◆ Exercise objective
Without the pictures, return each record as it appears.

________________________

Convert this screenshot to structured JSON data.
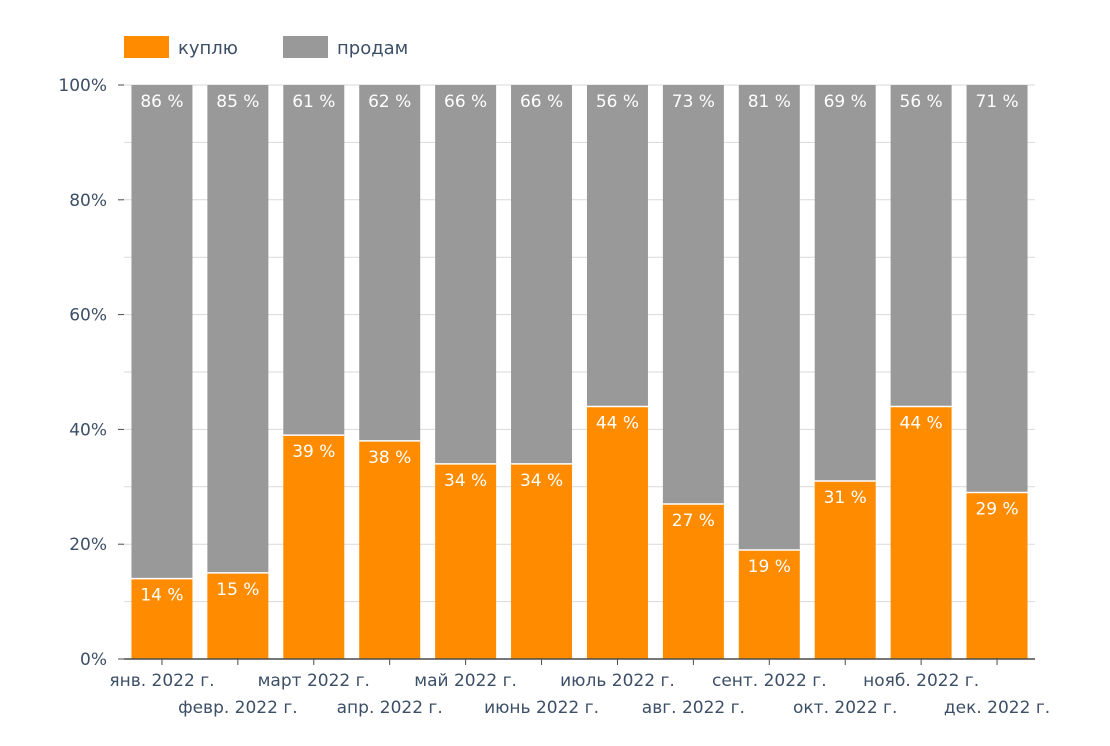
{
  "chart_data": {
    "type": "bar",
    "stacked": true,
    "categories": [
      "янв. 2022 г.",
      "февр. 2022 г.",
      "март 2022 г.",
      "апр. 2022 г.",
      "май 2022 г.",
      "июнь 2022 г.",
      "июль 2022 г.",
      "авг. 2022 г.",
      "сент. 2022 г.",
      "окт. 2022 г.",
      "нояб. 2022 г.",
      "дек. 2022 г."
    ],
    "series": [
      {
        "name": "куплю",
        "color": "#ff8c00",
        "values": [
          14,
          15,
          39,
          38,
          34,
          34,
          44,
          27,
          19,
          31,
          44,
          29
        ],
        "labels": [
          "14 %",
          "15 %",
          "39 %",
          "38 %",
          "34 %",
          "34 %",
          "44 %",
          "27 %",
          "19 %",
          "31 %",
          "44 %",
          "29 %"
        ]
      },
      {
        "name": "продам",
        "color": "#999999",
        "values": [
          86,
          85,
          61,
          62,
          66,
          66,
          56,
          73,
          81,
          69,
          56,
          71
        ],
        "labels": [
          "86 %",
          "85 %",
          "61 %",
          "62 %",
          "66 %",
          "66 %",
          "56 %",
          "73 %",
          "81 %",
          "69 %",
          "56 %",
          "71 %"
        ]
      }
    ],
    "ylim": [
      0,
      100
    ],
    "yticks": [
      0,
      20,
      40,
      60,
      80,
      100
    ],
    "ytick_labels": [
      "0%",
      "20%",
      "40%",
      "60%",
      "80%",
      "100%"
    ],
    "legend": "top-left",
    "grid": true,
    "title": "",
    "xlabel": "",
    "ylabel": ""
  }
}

________________________

◆ Answer to the task
Convert this screenshot to structured JSON data.
{
  "chart_data": {
    "type": "bar",
    "stacked": true,
    "categories": [
      "янв. 2022 г.",
      "февр. 2022 г.",
      "март 2022 г.",
      "апр. 2022 г.",
      "май 2022 г.",
      "июнь 2022 г.",
      "июль 2022 г.",
      "авг. 2022 г.",
      "сент. 2022 г.",
      "окт. 2022 г.",
      "нояб. 2022 г.",
      "дек. 2022 г."
    ],
    "series": [
      {
        "name": "куплю",
        "color": "#ff8c00",
        "values": [
          14,
          15,
          39,
          38,
          34,
          34,
          44,
          27,
          19,
          31,
          44,
          29
        ],
        "labels": [
          "14 %",
          "15 %",
          "39 %",
          "38 %",
          "34 %",
          "34 %",
          "44 %",
          "27 %",
          "19 %",
          "31 %",
          "44 %",
          "29 %"
        ]
      },
      {
        "name": "продам",
        "color": "#999999",
        "values": [
          86,
          85,
          61,
          62,
          66,
          66,
          56,
          73,
          81,
          69,
          56,
          71
        ],
        "labels": [
          "86 %",
          "85 %",
          "61 %",
          "62 %",
          "66 %",
          "66 %",
          "56 %",
          "73 %",
          "81 %",
          "69 %",
          "56 %",
          "71 %"
        ]
      }
    ],
    "ylim": [
      0,
      100
    ],
    "yticks": [
      0,
      20,
      40,
      60,
      80,
      100
    ],
    "ytick_labels": [
      "0%",
      "20%",
      "40%",
      "60%",
      "80%",
      "100%"
    ],
    "legend": "top-left",
    "grid": true,
    "title": "",
    "xlabel": "",
    "ylabel": ""
  }
}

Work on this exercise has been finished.